» **STATED PROBLEM**
Pick up the passage about the Altar of the Holy Blood in Rothenburg after its final sentence and write the next part of it.

» **SUPPLIED PASSAGE**
* START *

Altar of the Holy Blood, Tilman Riemenscheider, St. Jakobskirche, Rothenburg ob der Tauber, Germany, Limewood (1501-1505).  Photo by Reliquarian.

The Altar of the Holy Blood

The Altar of the Holy Blood, located at the church of Saint James (St. Jakobskirche), Rothenburg ob der Tauber, Germany, is named for the rare relic it contains:  a small sample of Christ’s blood.  The relic, encased in rock crystal, is set in a cross held aloft by two carved angels, enshrined above the corpus (central panel).[1]  The altarpiece itself is a masterpiece of woodcarving created by the Würzburg sculptor Tilman Riemenschneider between 1501 and 1505.  In the medieval period, the church of Saint James, named for the patron saint of pilgrims, was an important stop on the pilgrimage route to Santiago de Compostela in Spain, and the Holy Blood (Heilig Blut) relic was an object of intense devotion.  Today, the Altar of the Holy Blood, as well as the church’s other great altarpiece, the Twelve Apostles Altar, continue to draw visitors to the church of Saint James and the picturesque, medieval town of Rothenburg.

* END *

» **MATERIAL PROVIDED**
* START *

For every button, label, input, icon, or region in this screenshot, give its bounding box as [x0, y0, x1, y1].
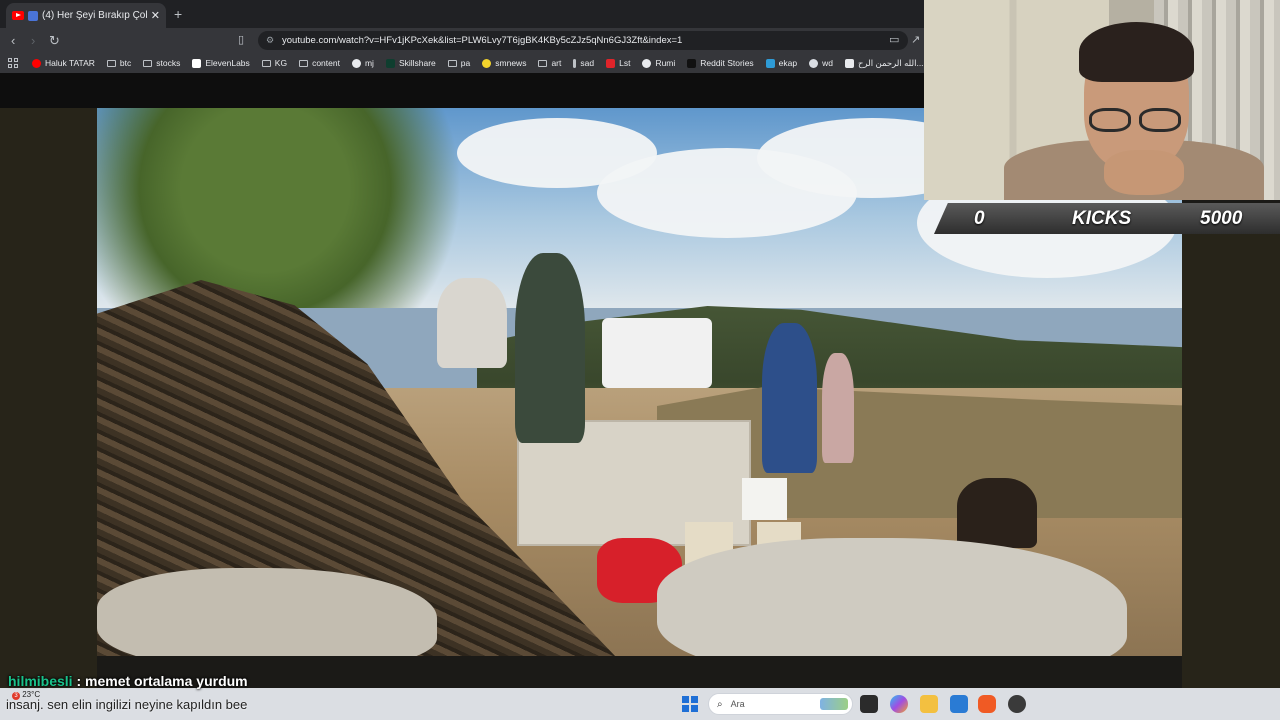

* END *

» **EXERCISE OUTPUT**
Tilman Riemenschneider

Rothenburg ob de Tauber

Street view of Rothenburg ob der Tauber, Germany. Photo by Reliquarian.

Tilman Riemenschneider (1460-1531), a sculptor and woodcarver who worked primarily in the prince-bishopric of Würzburg, is considered the “most famous of all German late-Gothic sculptors.”[2]  Although little is known of his early life, it is believed that he learned to sculpt while traveling in the Rhineland and Swabia, possibly in the cities of Strasbourg and Ulm.  In addition to the Altar of the Holy Blood, other celebrated works by Riemenschneider include the Assumption of the Virgin Altarpiece in the Herrgottskirche, Creglingen, Germany, and the Tomb of Emperor Henry II and Empress Cunigunde in Bamberg Cathedral, Bamberg, Germany.

Holy Blood Altar - Corpus 2

Altar of the Holy Blood (detail), Tilman Riemenscheider, St. Jakobskirche, Rothenburg ob der Tauber, Germany, Limewood (1501-1505).  This central panel of the altar depicts the Last Supper.  The central figure here, however, is Judas rather than Jesus.  Photo by Reliquarian.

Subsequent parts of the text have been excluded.